— Start Exercise inputs —

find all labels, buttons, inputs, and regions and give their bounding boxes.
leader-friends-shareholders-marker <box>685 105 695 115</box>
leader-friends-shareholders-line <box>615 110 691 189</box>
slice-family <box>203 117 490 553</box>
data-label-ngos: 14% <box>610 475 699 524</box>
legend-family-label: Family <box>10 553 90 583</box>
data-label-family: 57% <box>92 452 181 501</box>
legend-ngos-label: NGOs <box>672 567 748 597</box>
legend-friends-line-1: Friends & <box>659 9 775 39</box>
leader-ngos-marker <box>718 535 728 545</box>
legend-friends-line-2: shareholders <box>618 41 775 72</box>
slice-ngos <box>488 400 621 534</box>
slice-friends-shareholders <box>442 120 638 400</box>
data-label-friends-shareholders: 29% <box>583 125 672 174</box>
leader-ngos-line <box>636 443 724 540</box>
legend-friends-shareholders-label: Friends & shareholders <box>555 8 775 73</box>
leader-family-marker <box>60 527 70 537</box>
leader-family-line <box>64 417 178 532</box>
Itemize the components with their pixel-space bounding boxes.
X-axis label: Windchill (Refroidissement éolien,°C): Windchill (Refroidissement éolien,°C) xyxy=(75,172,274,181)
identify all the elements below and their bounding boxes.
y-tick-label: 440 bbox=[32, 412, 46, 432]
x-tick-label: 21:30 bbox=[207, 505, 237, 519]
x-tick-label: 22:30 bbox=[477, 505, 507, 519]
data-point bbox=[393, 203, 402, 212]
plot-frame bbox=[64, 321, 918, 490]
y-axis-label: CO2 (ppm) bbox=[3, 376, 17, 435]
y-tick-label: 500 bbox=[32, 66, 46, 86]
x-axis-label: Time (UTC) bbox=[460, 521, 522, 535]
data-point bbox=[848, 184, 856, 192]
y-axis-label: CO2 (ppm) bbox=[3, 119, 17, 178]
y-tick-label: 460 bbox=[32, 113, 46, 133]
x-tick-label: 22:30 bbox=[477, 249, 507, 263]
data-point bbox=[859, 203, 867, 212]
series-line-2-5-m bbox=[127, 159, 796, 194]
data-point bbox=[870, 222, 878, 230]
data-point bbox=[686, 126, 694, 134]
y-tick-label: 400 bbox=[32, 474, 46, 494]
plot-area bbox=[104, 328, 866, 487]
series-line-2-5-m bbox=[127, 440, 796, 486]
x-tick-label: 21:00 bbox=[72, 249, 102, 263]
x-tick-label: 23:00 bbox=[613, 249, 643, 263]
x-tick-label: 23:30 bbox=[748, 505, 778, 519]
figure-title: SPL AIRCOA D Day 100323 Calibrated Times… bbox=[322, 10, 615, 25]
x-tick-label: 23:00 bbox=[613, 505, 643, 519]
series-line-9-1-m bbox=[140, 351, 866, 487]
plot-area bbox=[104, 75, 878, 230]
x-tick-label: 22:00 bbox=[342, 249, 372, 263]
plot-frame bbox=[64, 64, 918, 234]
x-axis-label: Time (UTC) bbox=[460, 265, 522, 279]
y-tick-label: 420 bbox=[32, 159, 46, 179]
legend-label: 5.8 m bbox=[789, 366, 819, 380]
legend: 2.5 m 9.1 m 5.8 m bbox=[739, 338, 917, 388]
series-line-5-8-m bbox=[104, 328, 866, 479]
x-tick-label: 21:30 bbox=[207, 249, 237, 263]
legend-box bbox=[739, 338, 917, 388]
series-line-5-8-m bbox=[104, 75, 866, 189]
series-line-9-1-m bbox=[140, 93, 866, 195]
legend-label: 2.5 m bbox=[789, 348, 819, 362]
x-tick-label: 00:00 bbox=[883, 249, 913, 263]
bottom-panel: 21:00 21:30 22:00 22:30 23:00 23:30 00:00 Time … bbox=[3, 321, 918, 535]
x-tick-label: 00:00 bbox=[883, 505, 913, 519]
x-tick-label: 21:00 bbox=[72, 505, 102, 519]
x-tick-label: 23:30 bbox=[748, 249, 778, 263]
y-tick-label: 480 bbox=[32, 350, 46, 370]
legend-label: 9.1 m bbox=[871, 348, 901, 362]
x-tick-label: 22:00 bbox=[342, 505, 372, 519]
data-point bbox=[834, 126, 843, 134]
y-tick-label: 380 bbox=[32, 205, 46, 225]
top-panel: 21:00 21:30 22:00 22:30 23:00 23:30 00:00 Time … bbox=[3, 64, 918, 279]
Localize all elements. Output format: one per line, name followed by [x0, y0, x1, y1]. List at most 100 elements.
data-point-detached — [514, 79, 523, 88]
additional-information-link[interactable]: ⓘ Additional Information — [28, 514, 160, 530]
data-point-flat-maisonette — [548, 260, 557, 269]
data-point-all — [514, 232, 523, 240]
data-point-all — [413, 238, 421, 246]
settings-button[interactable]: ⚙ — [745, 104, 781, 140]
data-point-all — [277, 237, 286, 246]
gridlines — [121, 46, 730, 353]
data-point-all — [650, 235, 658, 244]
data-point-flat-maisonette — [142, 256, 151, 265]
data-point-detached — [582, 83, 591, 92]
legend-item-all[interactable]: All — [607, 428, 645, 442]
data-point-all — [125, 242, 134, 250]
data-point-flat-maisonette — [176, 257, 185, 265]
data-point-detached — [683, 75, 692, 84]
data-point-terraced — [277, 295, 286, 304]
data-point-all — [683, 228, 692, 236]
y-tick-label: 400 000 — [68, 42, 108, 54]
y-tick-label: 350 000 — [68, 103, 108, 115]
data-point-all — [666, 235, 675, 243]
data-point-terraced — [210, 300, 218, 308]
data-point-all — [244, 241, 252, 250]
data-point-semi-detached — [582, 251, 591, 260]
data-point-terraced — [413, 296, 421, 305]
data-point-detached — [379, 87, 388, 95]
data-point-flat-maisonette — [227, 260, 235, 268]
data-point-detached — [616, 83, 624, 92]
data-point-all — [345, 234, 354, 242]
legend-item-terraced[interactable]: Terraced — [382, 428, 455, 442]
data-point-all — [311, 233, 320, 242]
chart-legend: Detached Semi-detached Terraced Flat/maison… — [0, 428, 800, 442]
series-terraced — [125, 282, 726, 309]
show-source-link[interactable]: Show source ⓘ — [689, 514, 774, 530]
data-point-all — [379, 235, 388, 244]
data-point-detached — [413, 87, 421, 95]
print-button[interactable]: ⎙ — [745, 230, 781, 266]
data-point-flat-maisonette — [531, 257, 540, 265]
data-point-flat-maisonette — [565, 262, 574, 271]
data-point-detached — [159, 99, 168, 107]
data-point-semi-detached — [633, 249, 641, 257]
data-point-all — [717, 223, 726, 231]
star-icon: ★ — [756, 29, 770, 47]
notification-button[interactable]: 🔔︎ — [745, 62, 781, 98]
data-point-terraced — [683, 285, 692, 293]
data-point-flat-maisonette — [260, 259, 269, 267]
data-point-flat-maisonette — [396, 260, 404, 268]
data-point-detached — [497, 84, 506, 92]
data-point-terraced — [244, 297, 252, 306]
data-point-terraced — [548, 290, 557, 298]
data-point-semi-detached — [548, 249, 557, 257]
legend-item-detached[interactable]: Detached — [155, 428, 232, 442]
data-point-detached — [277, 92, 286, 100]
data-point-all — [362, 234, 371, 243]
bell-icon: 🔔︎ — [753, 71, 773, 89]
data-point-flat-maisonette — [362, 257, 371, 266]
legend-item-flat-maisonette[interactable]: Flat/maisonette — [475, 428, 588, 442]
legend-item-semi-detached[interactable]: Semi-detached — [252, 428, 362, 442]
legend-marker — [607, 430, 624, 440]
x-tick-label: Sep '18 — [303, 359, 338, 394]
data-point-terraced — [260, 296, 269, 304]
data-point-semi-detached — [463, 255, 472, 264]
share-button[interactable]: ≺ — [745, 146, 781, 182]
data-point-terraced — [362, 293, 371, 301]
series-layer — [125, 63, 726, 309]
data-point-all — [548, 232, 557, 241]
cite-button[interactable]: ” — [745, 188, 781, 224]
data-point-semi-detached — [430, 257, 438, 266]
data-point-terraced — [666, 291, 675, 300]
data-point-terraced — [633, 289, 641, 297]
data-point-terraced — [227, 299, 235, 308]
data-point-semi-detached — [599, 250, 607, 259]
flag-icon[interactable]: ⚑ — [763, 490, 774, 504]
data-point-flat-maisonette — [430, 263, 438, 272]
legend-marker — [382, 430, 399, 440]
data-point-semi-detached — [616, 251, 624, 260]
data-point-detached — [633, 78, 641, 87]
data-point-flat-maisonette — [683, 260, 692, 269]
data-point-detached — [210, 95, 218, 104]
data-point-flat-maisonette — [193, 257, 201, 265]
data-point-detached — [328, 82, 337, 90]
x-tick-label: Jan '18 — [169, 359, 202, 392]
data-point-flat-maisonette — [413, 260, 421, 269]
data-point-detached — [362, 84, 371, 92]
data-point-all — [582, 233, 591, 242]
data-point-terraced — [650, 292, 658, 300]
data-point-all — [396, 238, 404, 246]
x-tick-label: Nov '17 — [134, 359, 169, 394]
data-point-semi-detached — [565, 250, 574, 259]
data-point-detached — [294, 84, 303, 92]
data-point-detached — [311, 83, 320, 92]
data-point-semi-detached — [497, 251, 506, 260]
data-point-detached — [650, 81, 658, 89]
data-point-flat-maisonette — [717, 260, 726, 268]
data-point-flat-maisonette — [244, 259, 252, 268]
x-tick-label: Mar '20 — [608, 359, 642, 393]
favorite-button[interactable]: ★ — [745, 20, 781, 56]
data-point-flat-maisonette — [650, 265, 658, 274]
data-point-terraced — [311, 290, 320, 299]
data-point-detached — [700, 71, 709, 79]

— End Exercise inputs —

◆ Exercise
Reproduce the items from the first line of the records through the line containing "slice-family <box>203 117 490 553</box>", including both of those lines.

◆ Solution to this task
find all labels, buttons, inputs, and regions and give their bounding boxes.
leader-friends-shareholders-marker <box>685 105 695 115</box>
leader-friends-shareholders-line <box>615 110 691 189</box>
slice-family <box>203 117 490 553</box>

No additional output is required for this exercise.